France - la "solution finale "contre les "sectes" ? Le Sénat approuve une loi draconienne (le 16 Décembre 1999)

par Massimo Introvigne

voir le texte de loi complet - voir aussi les minutes des débats au Sénat

Après ses rapports parlementaires de 1999 et 1996 contre les sectes, et l’instauration en 1998 d’une "Mission interministérielle de lutte contre les sectes", la France s’oriente désormais vers une solution finale anti- sectes. Le 16 Décembre 1999, le Sénat français a approuvé unanimement un proposition de loi présenté par M. About en amendement de la loi française du 10 Janvier 1936 et de diverses autres lois . La loi du 10 Janvier 1936 fut introduite afin de permettre la dissolution ou liquidation, et l’interdiction, d’organisations combattantes antigouvernementales et de milices privées par décret du gouvernement. Les sectes y seront comprises, selon le proposition de loi approuvé par le Sénat ce 16 Décembre 1999 ( quoiqu’en dernier recours le mot "secte" n’ait pas été introduit dans la loi, et qu’ainsi celle-ci puisse de cette manière être utilisée pour d’autres groupes)

L’article 1 permet au gouvernement de dissoudre organisations et groupes qui ont été jugés coupables d’au moins deux infractions criminelles diverses et constitueraient "un trouble à l’ordre public ou un péril majeur pour la personne humaine". Les débats du Sénat montrent sans équivoque que les "troubles à l’ordre public" et le "péril majeur pour la personne humaine" font référence aux critères qui permettent d’établir la "dangerosité des sectes" dans le rapport de 1996 (ou le contrôle mental jouait un rôle clé) et que la liste des "sectes dangereuses" établie dans ce rapport constituera un point de référence important. L’article 2 traite du fait suivant : dans des cas récents (impliquant en particulier l’Eglise de Scientologie), certains dirigeants ou membres du mouvement, mais non pas le mouvement par lui-même, furent jugés coupables d’infractions particulières. D’après cet article 2, organisations et mouvements peuvent désormais être jugés coupables en tant que tels d’un certain nombre de délits. Même si cela ne se produit pas, la seconde partie de l’article 1 permet la dissolution et l’interdiction de groupes dont le dirigeants ou "responsables de fait" ont été jugés coupables, au moins deux fois , des mêmes délits. Des dispositions particulières facilitent tout spécialement la suppression dans le cas d’infractions au code de la santé publique. Les débats imprimés insistent ici sur les groupes dont la pratique est considérée comme une menace pour la santé publique, tels que la guérison par la foi ou par la prière, ou d’autres alternatives à la médecine orthodoxe. Finalement, l’article 3 amende la loi de 1901 sur les associations : ceux qui auront tentées de reconstituer sous un autre nom une association interdite verront les peines augmentées jusqu’à 3 ans de prison et 300 000 FF d’amende.

→ Énoncé
D'après l'extrait présenté, quel montant l'amende peut-elle atteindre selon l'article 3 pour ceux qui tentent de reconstituer une association interdite sous un autre nom ? Les enregistrements constituent un matériau distinct de l'extrait présenté.

→ Enregistrements de données
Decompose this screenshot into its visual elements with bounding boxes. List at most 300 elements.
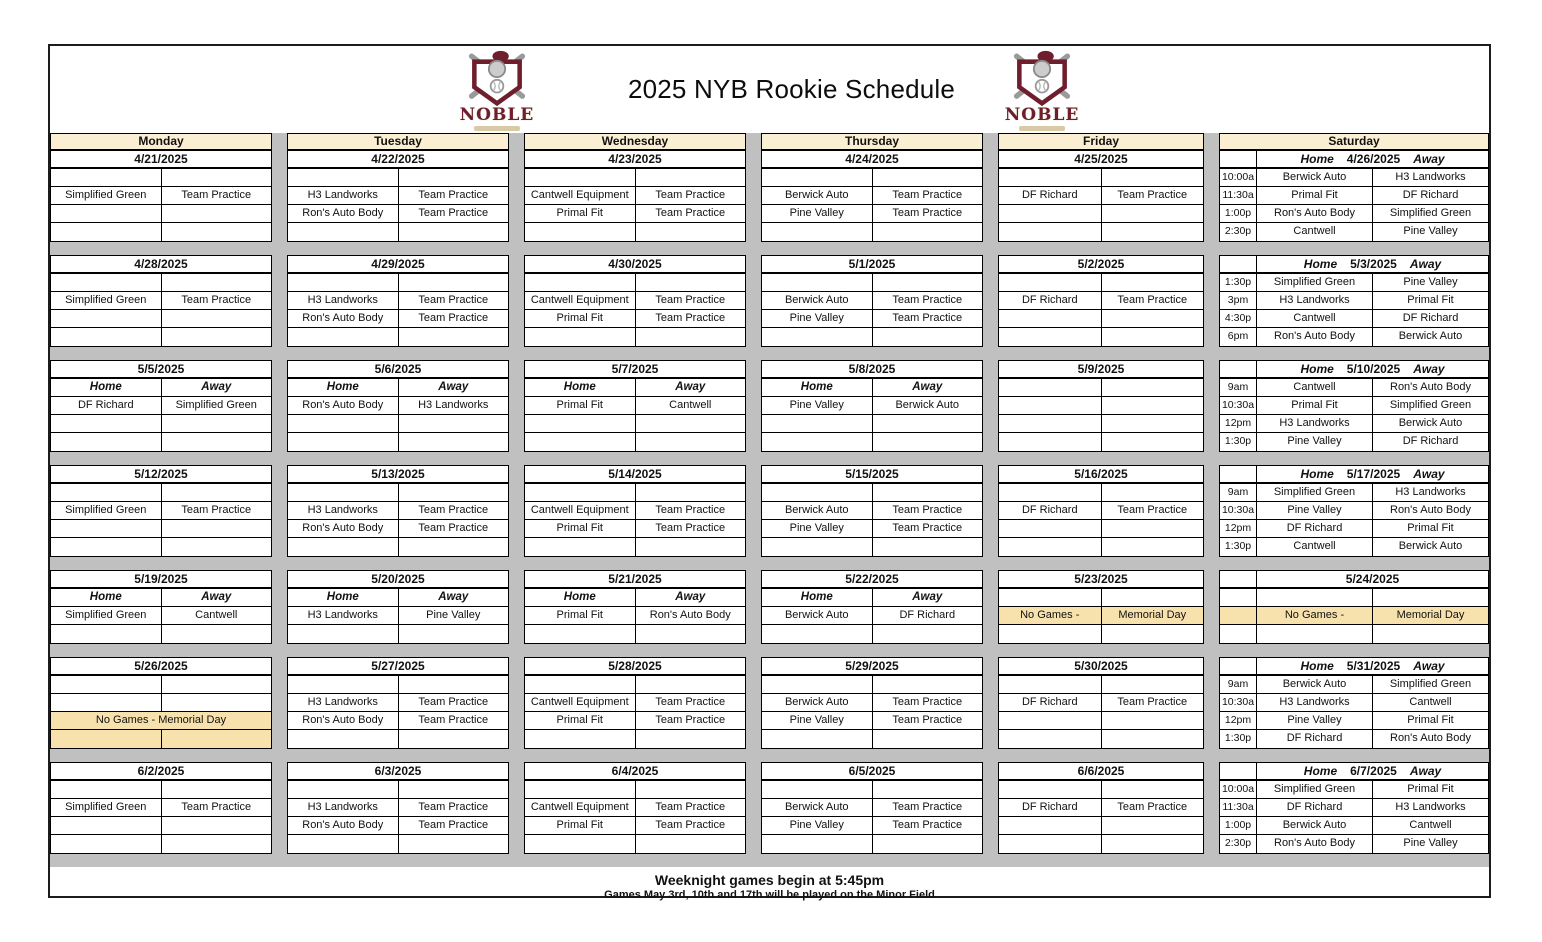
schedule-row: [525, 310, 745, 328]
home-label: Home: [563, 381, 596, 393]
away-label: Away: [398, 379, 509, 396]
home-team-cell: [999, 781, 1101, 798]
column-separator: [746, 465, 761, 557]
home-team-cell: [288, 274, 398, 291]
date-text: 5/3/2025: [1350, 257, 1397, 271]
schedule-row: [288, 274, 508, 292]
day-block: [761, 150, 983, 242]
time-cell: 1:00p: [1224, 819, 1252, 831]
away-team-cell: [1101, 730, 1204, 748]
date-row: [525, 151, 745, 169]
away-team-cell: [872, 415, 983, 432]
home-team-cell: Simplified Green: [65, 504, 147, 516]
away-team-cell: [1101, 835, 1204, 853]
day-header-row: [50, 133, 1489, 150]
schedule-row: [1220, 520, 1488, 538]
column-separator: [509, 255, 524, 347]
away-team-cell: Team Practice: [161, 799, 272, 816]
column-separator: [983, 255, 998, 347]
schedule-row: [1220, 712, 1488, 730]
column-separator: [983, 150, 998, 242]
away-team-cell: Team Practice: [635, 205, 746, 222]
day-block: [50, 657, 272, 749]
day-block: [524, 657, 746, 749]
home-team-cell: Cantwell Equipment: [530, 504, 629, 516]
home-team-cell: DF Richard: [1256, 520, 1372, 537]
holiday-cell: No Games - Memorial Day: [51, 712, 271, 729]
away-team-cell: [1101, 415, 1204, 432]
schedule-row: [525, 712, 745, 730]
schedule-row: [999, 589, 1203, 607]
column-separator: [983, 762, 998, 854]
date-row: [762, 571, 982, 589]
date-cell: 6/4/2025: [611, 764, 659, 778]
schedule-row: [762, 274, 982, 292]
home-team-cell: DF Richard: [1021, 294, 1078, 306]
away-team-cell: H3 Landworks: [1372, 484, 1488, 501]
away-team-cell: [161, 781, 272, 798]
date-row: [1220, 763, 1488, 781]
date-row: [762, 151, 982, 169]
away-team-cell: Simplified Green: [1372, 676, 1488, 693]
day-block: [287, 762, 509, 854]
schedule-row: [999, 694, 1203, 712]
away-team-cell: Pine Valley: [398, 607, 509, 624]
away-team-cell: H3 Landworks: [1372, 169, 1488, 186]
home-team-cell: DF Richard: [1256, 730, 1372, 748]
schedule-row: [999, 712, 1203, 730]
schedule-row: [999, 187, 1203, 205]
schedule-row: [51, 712, 271, 730]
away-team-cell: [1101, 169, 1204, 186]
schedule-row: [51, 484, 271, 502]
schedule-row: [999, 520, 1203, 538]
away-team-cell: [398, 835, 509, 853]
schedule-row: [525, 187, 745, 205]
schedule-row: [51, 817, 271, 835]
week-separator: [50, 749, 1489, 762]
away-team-cell: [398, 538, 509, 556]
schedule-row: [51, 502, 271, 520]
day-header: Friday: [998, 133, 1204, 150]
schedule-row: [525, 292, 745, 310]
home-team-cell: [762, 223, 872, 241]
away-team-cell: H3 Landworks: [398, 397, 509, 414]
schedule-row: [762, 292, 982, 310]
schedule-row: [288, 730, 508, 748]
home-team-cell: [51, 433, 161, 451]
date-cell: 5/23/2025: [1074, 572, 1128, 586]
home-team-cell: [525, 484, 635, 501]
home-team-cell: Cantwell: [1256, 379, 1372, 396]
schedule-row: [51, 835, 271, 853]
date-text: 5/17/2025: [1346, 467, 1401, 481]
away-team-cell: [161, 835, 272, 853]
schedule-row: [288, 415, 508, 433]
column-separator: [983, 657, 998, 749]
home-team-cell: [51, 274, 161, 291]
home-team-cell: Berwick Auto: [1256, 676, 1372, 693]
date-cell: 6/3/2025: [374, 764, 422, 778]
schedule-row: [762, 187, 982, 205]
home-date-away-header: [1257, 763, 1488, 779]
away-team-cell: Simplified Green: [1372, 397, 1488, 414]
home-team-cell: Simplified Green: [1256, 484, 1372, 501]
home-date-away-header: [1257, 361, 1488, 377]
date-cell: 5/9/2025: [1077, 362, 1125, 376]
away-team-cell: [161, 274, 272, 291]
home-team-cell: [762, 169, 872, 186]
schedule-row: [762, 730, 982, 748]
time-cell: 11:30a: [1222, 801, 1254, 813]
home-team-cell: Pine Valley: [789, 714, 844, 726]
column-separator: [1204, 255, 1219, 347]
away-team-cell: [872, 433, 983, 451]
column-separator: [272, 255, 287, 347]
away-team-cell: [1101, 274, 1204, 291]
home-label: Home: [1303, 764, 1338, 778]
away-team-cell: [1101, 433, 1204, 451]
home-team-cell: [762, 835, 872, 853]
home-team-cell: [525, 781, 635, 798]
home-team-cell: Cantwell Equipment: [530, 801, 629, 813]
away-team-cell: Team Practice: [635, 292, 746, 309]
schedule-row: [51, 379, 271, 397]
date-cell: 5/22/2025: [845, 572, 899, 586]
away-team-cell: Pine Valley: [1372, 835, 1488, 853]
date-cell: 5/28/2025: [608, 659, 662, 673]
home-team-cell: H3 Landworks: [1256, 694, 1372, 711]
day-header: Wednesday: [524, 133, 746, 150]
schedule-row: [51, 397, 271, 415]
column-separator: [509, 657, 524, 749]
time-cell: 9am: [1227, 486, 1249, 498]
date-cell: 5/16/2025: [1074, 467, 1128, 481]
home-team-cell: Pine Valley: [789, 399, 844, 411]
away-team-cell: Team Practice: [635, 712, 746, 729]
home-team-cell: Berwick Auto: [784, 504, 849, 516]
home-team-cell: [999, 817, 1101, 834]
schedule-row: [525, 397, 745, 415]
home-team-cell: Primal Fit: [556, 312, 603, 324]
home-team-cell: [999, 379, 1101, 396]
away-team-cell: [1101, 676, 1204, 693]
schedule-row: [525, 379, 745, 397]
home-team-cell: [51, 781, 161, 798]
date-row: [999, 151, 1203, 169]
logo-tagline-bar: [1019, 126, 1065, 131]
home-team-cell: [999, 538, 1101, 556]
away-team-cell: [872, 169, 983, 186]
day-block: [50, 465, 272, 557]
column-separator: [272, 762, 287, 854]
home-team-cell: [999, 205, 1101, 222]
time-cell: 1:00p: [1224, 207, 1252, 219]
schedule-row: [51, 538, 271, 556]
column-separator: [1204, 657, 1219, 749]
schedule-row: [51, 292, 271, 310]
week-row: [50, 657, 1489, 749]
schedule-row: [51, 607, 271, 625]
day-block: [998, 657, 1204, 749]
home-team-cell: [288, 781, 398, 798]
away-team-cell: Team Practice: [872, 292, 983, 309]
day-block: [998, 570, 1204, 644]
date-row: [762, 658, 982, 676]
day-block: [761, 570, 983, 644]
away-team-cell: DF Richard: [872, 607, 983, 624]
away-team-cell: Berwick Auto: [872, 397, 983, 414]
schedule-row: [999, 607, 1203, 625]
date-cell: [1256, 256, 1488, 272]
column-separator: [746, 570, 761, 644]
away-team-cell: Team Practice: [398, 694, 509, 711]
away-team-cell: Primal Fit: [1372, 520, 1488, 537]
time-cell: 2:30p: [1224, 225, 1252, 237]
home-team-cell: Pine Valley: [1256, 433, 1372, 451]
schedule-row: [288, 625, 508, 643]
day-block: [287, 657, 509, 749]
column-separator: [509, 570, 524, 644]
time-cell: [1220, 763, 1256, 779]
schedule-row: [1220, 538, 1488, 556]
date-cell: [1256, 151, 1488, 167]
day-block: [998, 465, 1204, 557]
schedule-row: [525, 520, 745, 538]
home-team-cell: Ron's Auto Body: [1256, 328, 1372, 346]
schedule-row: [525, 781, 745, 799]
home-team-cell: [525, 538, 635, 556]
home-team-cell: [51, 415, 161, 432]
away-team-cell: [398, 781, 509, 798]
away-team-cell: [1101, 484, 1204, 501]
footer-line1: Weeknight games begin at 5:45pm: [654, 872, 885, 888]
schedule-row: [999, 835, 1203, 853]
schedule-row: [288, 835, 508, 853]
home-team-cell: [999, 730, 1101, 748]
date-row: [1220, 466, 1488, 484]
date-cell: 5/30/2025: [1074, 659, 1128, 673]
home-team-cell: Simplified Green: [65, 801, 147, 813]
home-team-cell: [525, 169, 635, 186]
day-block: [524, 360, 746, 452]
day-block: [524, 570, 746, 644]
schedule-row: [762, 712, 982, 730]
schedule-row: [762, 589, 982, 607]
home-team-cell: [999, 625, 1101, 643]
schedule-row: [1220, 274, 1488, 292]
schedule-row: [762, 310, 982, 328]
away-team-cell: Team Practice: [872, 187, 983, 204]
away-team-cell: [161, 223, 272, 241]
schedule-row: [762, 694, 982, 712]
schedule-row: [1220, 676, 1488, 694]
home-label: Home: [89, 591, 122, 603]
schedule-row: [762, 502, 982, 520]
week-row: [50, 465, 1489, 557]
home-team-cell: Pine Valley: [789, 207, 844, 219]
schedule-row: [999, 397, 1203, 415]
schedule-row: [51, 310, 271, 328]
away-team-cell: Team Practice: [398, 292, 509, 309]
day-block: [524, 762, 746, 854]
away-team-cell: Team Practice: [635, 502, 746, 519]
saturday-block: [1219, 762, 1489, 854]
home-team-cell: Ron's Auto Body: [302, 399, 384, 411]
away-team-cell: Team Practice: [398, 712, 509, 729]
home-team-cell: DF Richard: [1021, 189, 1078, 201]
time-cell: 1:30p: [1224, 435, 1252, 447]
away-team-cell: Pine Valley: [1372, 274, 1488, 291]
schedule-row: [51, 223, 271, 241]
home-team-cell: Berwick Auto: [784, 189, 849, 201]
schedule-row: [288, 433, 508, 451]
date-cell: 4/22/2025: [371, 152, 425, 166]
day-header: Saturday: [1219, 133, 1489, 150]
schedule-row: [762, 379, 982, 397]
home-team-cell: Simplified Green: [1256, 781, 1372, 798]
date-row: [288, 571, 508, 589]
time-cell: 10:30a: [1221, 504, 1255, 516]
date-row: [51, 763, 271, 781]
column-separator: [509, 360, 524, 452]
schedule-sheet: [48, 44, 1491, 901]
column-separator: [1204, 762, 1219, 854]
home-team-cell: H3 Landworks: [307, 801, 378, 813]
home-team-cell: [1256, 625, 1372, 643]
week-row: [50, 150, 1489, 242]
date-row: [1220, 256, 1488, 274]
schedule-row: [1220, 607, 1488, 625]
home-team-cell: [51, 835, 161, 853]
schedule-row: [999, 799, 1203, 817]
schedule-row: [1220, 817, 1488, 835]
home-team-cell: [999, 589, 1101, 606]
date-cell: [1256, 658, 1488, 674]
column-separator: [272, 657, 287, 749]
schedule-row: [525, 694, 745, 712]
home-team-cell: [999, 328, 1101, 346]
footer-notes: [50, 867, 1489, 901]
home-date-away-header: [1257, 256, 1488, 272]
week-row: [50, 762, 1489, 854]
home-team-cell: Cantwell Equipment: [530, 294, 629, 306]
home-team-cell: Pine Valley: [789, 819, 844, 831]
date-text: 5/31/2025: [1346, 659, 1401, 673]
home-team-cell: Simplified Green: [1256, 274, 1372, 291]
home-team-cell: [999, 676, 1101, 693]
away-team-cell: [1101, 520, 1204, 537]
home-team-cell: [51, 520, 161, 537]
date-cell: 4/25/2025: [1074, 152, 1128, 166]
time-cell: 2:30p: [1224, 837, 1252, 849]
home-team-cell: [525, 415, 635, 432]
time-cell: [1220, 607, 1256, 624]
away-team-cell: Memorial Day: [1372, 607, 1488, 624]
home-team-cell: Pine Valley: [1256, 502, 1372, 519]
away-team-cell: [161, 205, 272, 222]
home-team-cell: [51, 328, 161, 346]
home-team-cell: [288, 415, 398, 432]
away-team-cell: [161, 433, 272, 451]
away-label: Away: [872, 589, 983, 606]
away-team-cell: [161, 520, 272, 537]
away-team-cell: Primal Fit: [1372, 781, 1488, 798]
day-block: [761, 657, 983, 749]
date-row: [525, 361, 745, 379]
home-team-cell: Pine Valley: [789, 522, 844, 534]
schedule-row: [999, 730, 1203, 748]
home-team-cell: Pine Valley: [789, 312, 844, 324]
column-separator: [1204, 360, 1219, 452]
schedule-row: [999, 484, 1203, 502]
time-cell: 9am: [1227, 678, 1249, 690]
time-cell: 12pm: [1224, 714, 1252, 726]
away-team-cell: [635, 538, 746, 556]
away-team-cell: Cantwell: [161, 607, 272, 624]
home-team-cell: DF Richard: [1021, 504, 1078, 516]
away-team-cell: Team Practice: [635, 694, 746, 711]
date-row: [51, 466, 271, 484]
schedule-row: [288, 589, 508, 607]
saturday-block: [1219, 465, 1489, 557]
schedule-row: [1220, 169, 1488, 187]
home-team-cell: [762, 274, 872, 291]
away-label: Away: [1409, 257, 1442, 271]
home-team-cell: H3 Landworks: [307, 189, 378, 201]
home-team-cell: [999, 835, 1101, 853]
date-row: [288, 256, 508, 274]
home-team-cell: [999, 169, 1101, 186]
home-team-cell: Cantwell Equipment: [530, 696, 629, 708]
schedule-row: [762, 781, 982, 799]
day-block: [287, 255, 509, 347]
day-block: [998, 360, 1204, 452]
home-team-cell: [525, 328, 635, 346]
time-cell: [1220, 361, 1256, 377]
day-block: [287, 150, 509, 242]
schedule-row: [288, 223, 508, 241]
date-cell: 4/30/2025: [608, 257, 662, 271]
time-cell: 12pm: [1224, 417, 1252, 429]
home-team-cell: [288, 328, 398, 346]
schedule-row: [999, 502, 1203, 520]
home-team-cell: [762, 415, 872, 432]
date-cell: 5/15/2025: [845, 467, 899, 481]
column-separator: [509, 133, 524, 150]
date-row: [51, 151, 271, 169]
date-cell: 6/5/2025: [848, 764, 896, 778]
time-cell: 1:30p: [1224, 276, 1252, 288]
away-team-cell: [872, 223, 983, 241]
away-team-cell: [1101, 379, 1204, 396]
date-row: [51, 571, 271, 589]
column-separator: [1204, 570, 1219, 644]
home-team-cell: Ron's Auto Body: [302, 207, 384, 219]
home-team-cell: Berwick Auto: [784, 294, 849, 306]
saturday-block: [1219, 360, 1489, 452]
home-label: Home: [800, 591, 833, 603]
away-team-cell: [161, 310, 272, 327]
away-team-cell: Team Practice: [635, 310, 746, 327]
time-cell: 12pm: [1224, 522, 1252, 534]
away-team-cell: Team Practice: [635, 817, 746, 834]
home-team-cell: H3 Landworks: [307, 696, 378, 708]
date-row: [1220, 361, 1488, 379]
schedule-row: [525, 274, 745, 292]
time-cell: [1220, 625, 1256, 643]
schedule-row: [525, 484, 745, 502]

→ Résultat final
L'amende peut atteindre 300 000 FF.